- [Required task] Write out every entry precisely as given, leaving the pictures out.

-- START Information given --

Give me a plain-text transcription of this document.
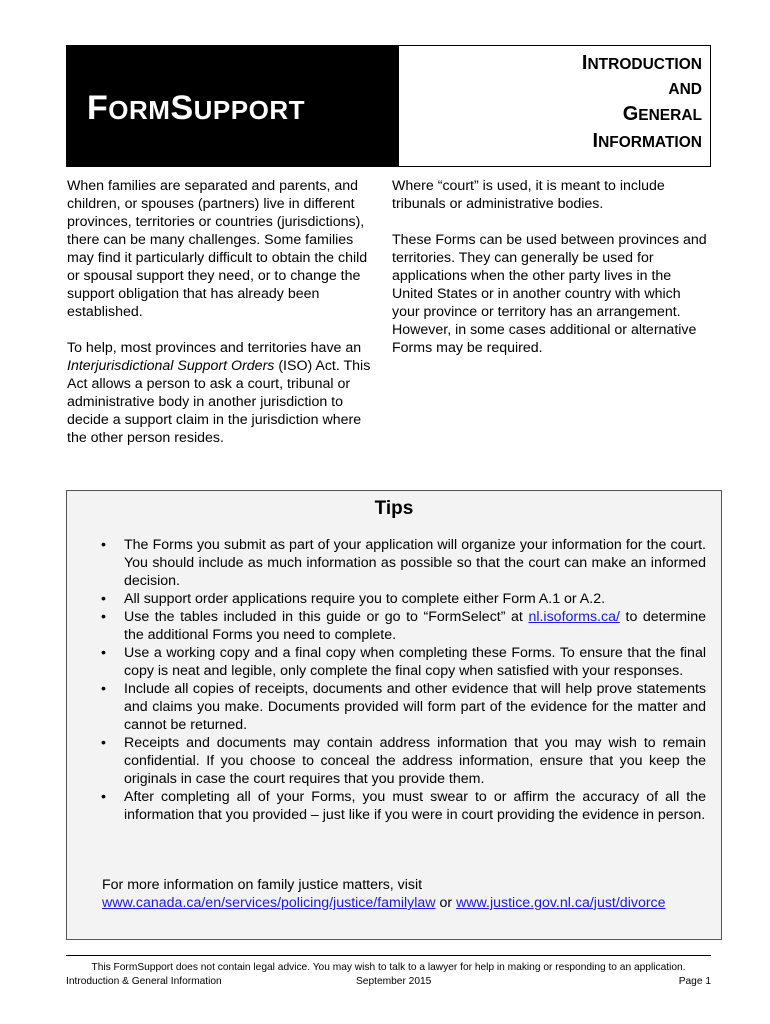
FORMSUPPORT
INTRODUCTION
AND
GENERAL
INFORMATION

When families are separated and parents, and children, or spouses (partners) live in different provinces, territories or countries (jurisdictions), there can be many challenges. Some families may find it particularly difficult to obtain the child or spousal support they need, or to change the support obligation that has already been established.

To help, most provinces and territories have an Interjurisdictional Support Orders (ISO) Act. This Act allows a person to ask a court, tribunal or administrative body in another jurisdiction to decide a support claim in the jurisdiction where the other person resides.

Where “court” is used, it is meant to include tribunals or administrative bodies.

These Forms can be used between provinces and territories. They can generally be used for applications when the other party lives in the United States or in another country with which your province or territory has an arrangement. However, in some cases additional or alternative Forms may be required.

Tips
• The Forms you submit as part of your application will organize your information for the court. You should include as much information as possible so that the court can make an informed decision.
• All support order applications require you to complete either Form A.1 or A.2.
• Use the tables included in this guide or go to “FormSelect” at nl.isoforms.ca/ to determine the additional Forms you need to complete.
• Use a working copy and a final copy when completing these Forms. To ensure that the final copy is neat and legible, only complete the final copy when satisfied with your responses.
• Include all copies of receipts, documents and other evidence that will help prove statements and claims you make. Documents provided will form part of the evidence for the matter and cannot be returned.
• Receipts and documents may contain address information that you may wish to remain confidential. If you choose to conceal the address information, ensure that you keep the originals in case the court requires that you provide them.
• After completing all of your Forms, you must swear to or affirm the accuracy of all the information that you provided – just like if you were in court providing the evidence in person.
For more information on family justice matters, visit
www.canada.ca/en/services/policing/justice/familylaw or www.justice.gov.nl.ca/just/divorce
This FormSupport does not contain legal advice. You may wish to talk to a lawyer for help in making or responding to an application.
Introduction & General Information	September 2015	Page 1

-- END Information given --

- [Output of the exercise]
Give me a plain-text transcription of this document.
FORMSUPPORT
INTRODUCTION
AND
GENERAL
INFORMATION

When families are separated and parents, and children, or spouses (partners) live in different provinces, territories or countries (jurisdictions), there can be many challenges. Some families may find it particularly difficult to obtain the child or spousal support they need, or to change the support obligation that has already been established.

To help, most provinces and territories have an Interjurisdictional Support Orders (ISO) Act. This Act allows a person to ask a court, tribunal or administrative body in another jurisdiction to decide a support claim in the jurisdiction where the other person resides.

Where “court” is used, it is meant to include tribunals or administrative bodies.

These Forms can be used between provinces and territories. They can generally be used for applications when the other party lives in the United States or in another country with which your province or territory has an arrangement. However, in some cases additional or alternative Forms may be required.

Tips
• The Forms you submit as part of your application will organize your information for the court. You should include as much information as possible so that the court can make an informed decision.
• All support order applications require you to complete either Form A.1 or A.2.
• Use the tables included in this guide or go to “FormSelect” at nl.isoforms.ca/ to determine the additional Forms you need to complete.
• Use a working copy and a final copy when completing these Forms. To ensure that the final copy is neat and legible, only complete the final copy when satisfied with your responses.
• Include all copies of receipts, documents and other evidence that will help prove statements and claims you make. Documents provided will form part of the evidence for the matter and cannot be returned.
• Receipts and documents may contain address information that you may wish to remain confidential. If you choose to conceal the address information, ensure that you keep the originals in case the court requires that you provide them.
• After completing all of your Forms, you must swear to or affirm the accuracy of all the information that you provided – just like if you were in court providing the evidence in person.
For more information on family justice matters, visit
www.canada.ca/en/services/policing/justice/familylaw or www.justice.gov.nl.ca/just/divorce
This FormSupport does not contain legal advice. You may wish to talk to a lawyer for help in making or responding to an application.
Introduction & General Information	September 2015	Page 1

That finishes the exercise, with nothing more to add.